Extracted data entries:
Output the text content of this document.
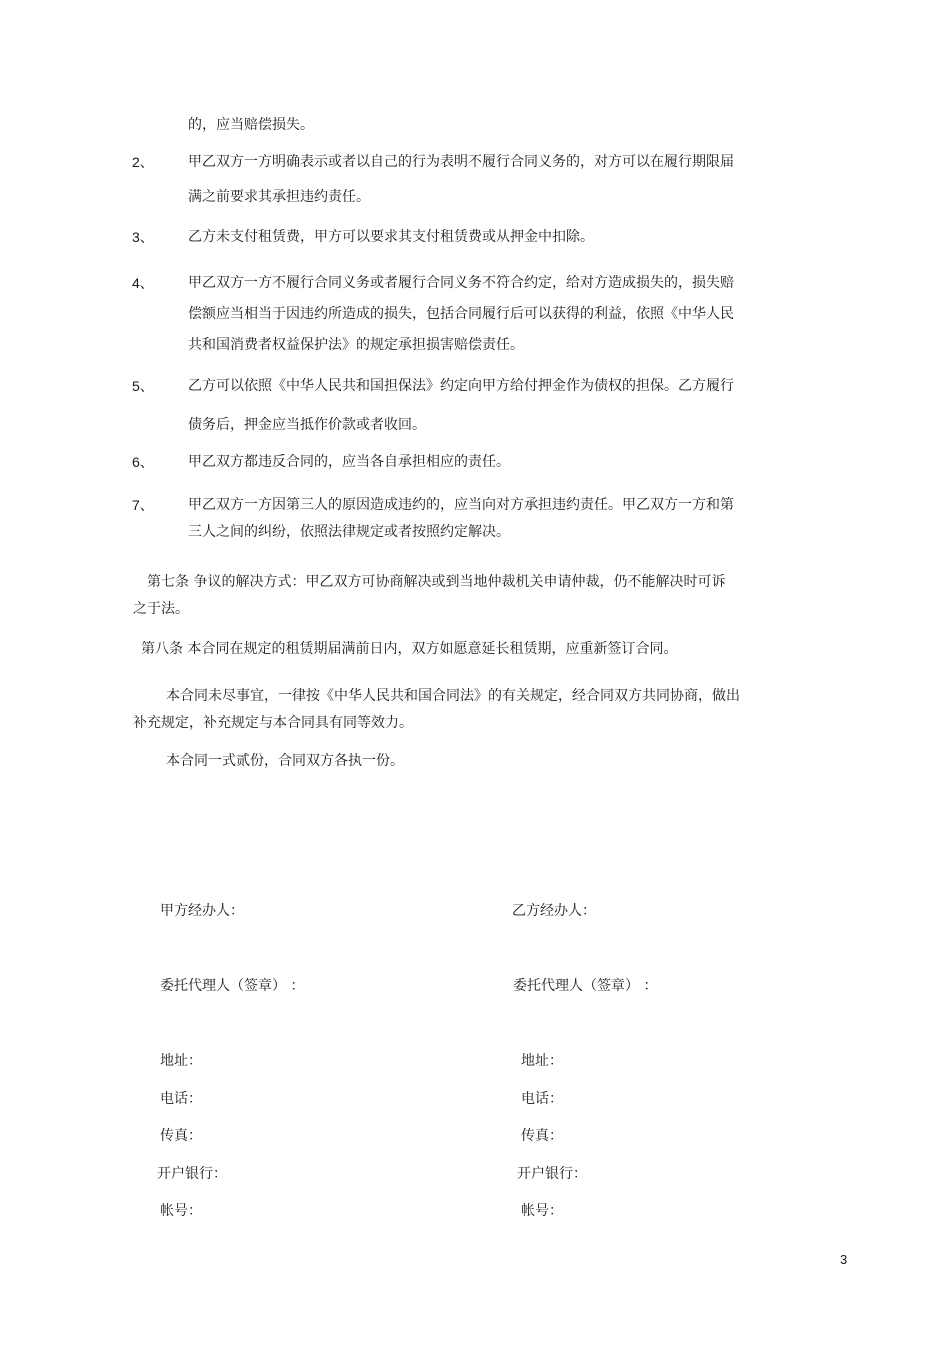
的，应当赔偿损失。
2、 甲乙双方一方明确表示或者以自己的行为表明不履行合同义务的，对方可以在履行期限届
满之前要求其承担违约责任。
3、 乙方未支付租赁费，甲方可以要求其支付租赁费或从押金中扣除。
4、 甲乙双方一方不履行合同义务或者履行合同义务不符合约定，给对方造成损失的，损失赔
偿额应当相当于因违约所造成的损失，包括合同履行后可以获得的利益，依照《中华人民
共和国消费者权益保护法》的规定承担损害赔偿责任。
5、 乙方可以依照《中华人民共和国担保法》约定向甲方给付押金作为债权的担保。乙方履行
债务后，押金应当抵作价款或者收回。
6、 甲乙双方都违反合同的，应当各自承担相应的责任。
7、 甲乙双方一方因第三人的原因造成违约的，应当向对方承担违约责任。甲乙双方一方和第
三人之间的纠纷，依照法律规定或者按照约定解决。
第七条 争议的解决方式：甲乙双方可协商解决或到当地仲裁机关申请仲裁，仍不能解决时可诉
之于法。
第八条 本合同在规定的租赁期届满前日内，双方如愿意延长租赁期，应重新签订合同。
本合同未尽事宜，一律按《中华人民共和国合同法》的有关规定，经合同双方共同协商，做出
补充规定，补充规定与本合同具有同等效力。
本合同一式贰份，合同双方各执一份。
甲方经办人：
委托代理人（签章） ：
地址：
电话：
传真：
开户银行：
帐号：
乙方经办人：
委托代理人（签章） ：
地址：
电话：
传真：
开户银行：
帐号：
3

Given problem: Retype the entries word for word. Omit any images.

Problem solution:
Output the text content of this document.
的，应当赔偿损失。
2、 甲乙双方一方明确表示或者以自己的行为表明不履行合同义务的，对方可以在履行期限届
满之前要求其承担违约责任。
3、 乙方未支付租赁费，甲方可以要求其支付租赁费或从押金中扣除。
4、 甲乙双方一方不履行合同义务或者履行合同义务不符合约定，给对方造成损失的，损失赔
偿额应当相当于因违约所造成的损失，包括合同履行后可以获得的利益，依照《中华人民
共和国消费者权益保护法》的规定承担损害赔偿责任。
5、 乙方可以依照《中华人民共和国担保法》约定向甲方给付押金作为债权的担保。乙方履行
债务后，押金应当抵作价款或者收回。
6、 甲乙双方都违反合同的，应当各自承担相应的责任。
7、 甲乙双方一方因第三人的原因造成违约的，应当向对方承担违约责任。甲乙双方一方和第
三人之间的纠纷，依照法律规定或者按照约定解决。
第七条 争议的解决方式：甲乙双方可协商解决或到当地仲裁机关申请仲裁，仍不能解决时可诉
之于法。
第八条 本合同在规定的租赁期届满前日内，双方如愿意延长租赁期，应重新签订合同。
本合同未尽事宜，一律按《中华人民共和国合同法》的有关规定，经合同双方共同协商，做出
补充规定，补充规定与本合同具有同等效力。
本合同一式贰份，合同双方各执一份。
甲方经办人：
委托代理人（签章） ：
地址：
电话：
传真：
开户银行：
帐号：
乙方经办人：
委托代理人（签章） ：
地址：
电话：
传真：
开户银行：
帐号：
3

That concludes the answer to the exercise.